### What the task asks
Copy every record word for word.

━━━ Items

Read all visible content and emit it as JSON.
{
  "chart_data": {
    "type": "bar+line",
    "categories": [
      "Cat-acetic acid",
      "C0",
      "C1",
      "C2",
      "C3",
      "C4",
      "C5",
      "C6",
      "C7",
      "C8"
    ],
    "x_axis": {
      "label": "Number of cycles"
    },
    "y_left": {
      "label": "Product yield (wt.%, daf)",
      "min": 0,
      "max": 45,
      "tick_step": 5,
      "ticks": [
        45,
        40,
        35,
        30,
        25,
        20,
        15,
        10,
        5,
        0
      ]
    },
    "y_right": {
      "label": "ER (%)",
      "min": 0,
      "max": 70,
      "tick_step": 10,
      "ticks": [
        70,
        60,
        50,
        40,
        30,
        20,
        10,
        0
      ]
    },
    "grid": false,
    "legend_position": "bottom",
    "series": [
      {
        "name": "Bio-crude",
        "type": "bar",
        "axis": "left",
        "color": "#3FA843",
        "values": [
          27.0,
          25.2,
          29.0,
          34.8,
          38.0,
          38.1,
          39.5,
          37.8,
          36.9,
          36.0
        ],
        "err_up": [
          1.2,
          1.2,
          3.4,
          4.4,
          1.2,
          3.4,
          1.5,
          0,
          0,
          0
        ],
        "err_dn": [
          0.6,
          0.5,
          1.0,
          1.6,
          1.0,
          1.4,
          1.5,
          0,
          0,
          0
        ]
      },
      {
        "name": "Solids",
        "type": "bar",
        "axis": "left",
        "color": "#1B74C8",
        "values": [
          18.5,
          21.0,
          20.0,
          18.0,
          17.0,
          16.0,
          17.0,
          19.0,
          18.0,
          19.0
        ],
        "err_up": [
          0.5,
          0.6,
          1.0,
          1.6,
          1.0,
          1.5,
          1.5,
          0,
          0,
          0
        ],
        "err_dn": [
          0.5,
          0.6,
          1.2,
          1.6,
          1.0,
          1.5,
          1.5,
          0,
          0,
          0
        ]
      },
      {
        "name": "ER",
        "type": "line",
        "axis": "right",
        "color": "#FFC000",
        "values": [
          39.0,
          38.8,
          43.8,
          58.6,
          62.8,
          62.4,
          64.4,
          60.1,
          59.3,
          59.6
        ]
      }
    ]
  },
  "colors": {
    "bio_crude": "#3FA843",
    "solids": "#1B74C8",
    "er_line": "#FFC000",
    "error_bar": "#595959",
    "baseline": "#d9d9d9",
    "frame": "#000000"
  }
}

━━━━━━

### Response to this task
Read all visible content and emit it as JSON.
{
  "chart_data": {
    "type": "bar+line",
    "categories": [
      "Cat-acetic acid",
      "C0",
      "C1",
      "C2",
      "C3",
      "C4",
      "C5",
      "C6",
      "C7",
      "C8"
    ],
    "x_axis": {
      "label": "Number of cycles"
    },
    "y_left": {
      "label": "Product yield (wt.%, daf)",
      "min": 0,
      "max": 45,
      "tick_step": 5,
      "ticks": [
        45,
        40,
        35,
        30,
        25,
        20,
        15,
        10,
        5,
        0
      ]
    },
    "y_right": {
      "label": "ER (%)",
      "min": 0,
      "max": 70,
      "tick_step": 10,
      "ticks": [
        70,
        60,
        50,
        40,
        30,
        20,
        10,
        0
      ]
    },
    "grid": false,
    "legend_position": "bottom",
    "series": [
      {
        "name": "Bio-crude",
        "type": "bar",
        "axis": "left",
        "color": "#3FA843",
        "values": [
          27.0,
          25.2,
          29.0,
          34.8,
          38.0,
          38.1,
          39.5,
          37.8,
          36.9,
          36.0
        ],
        "err_up": [
          1.2,
          1.2,
          3.4,
          4.4,
          1.2,
          3.4,
          1.5,
          0,
          0,
          0
        ],
        "err_dn": [
          0.6,
          0.5,
          1.0,
          1.6,
          1.0,
          1.4,
          1.5,
          0,
          0,
          0
        ]
      },
      {
        "name": "Solids",
        "type": "bar",
        "axis": "left",
        "color": "#1B74C8",
        "values": [
          18.5,
          21.0,
          20.0,
          18.0,
          17.0,
          16.0,
          17.0,
          19.0,
          18.0,
          19.0
        ],
        "err_up": [
          0.5,
          0.6,
          1.0,
          1.6,
          1.0,
          1.5,
          1.5,
          0,
          0,
          0
        ],
        "err_dn": [
          0.5,
          0.6,
          1.2,
          1.6,
          1.0,
          1.5,
          1.5,
          0,
          0,
          0
        ]
      },
      {
        "name": "ER",
        "type": "line",
        "axis": "right",
        "color": "#FFC000",
        "values": [
          39.0,
          38.8,
          43.8,
          58.6,
          62.8,
          62.4,
          64.4,
          60.1,
          59.3,
          59.6
        ]
      }
    ]
  },
  "colors": {
    "bio_crude": "#3FA843",
    "solids": "#1B74C8",
    "er_line": "#FFC000",
    "error_bar": "#595959",
    "baseline": "#d9d9d9",
    "frame": "#000000"
  }
}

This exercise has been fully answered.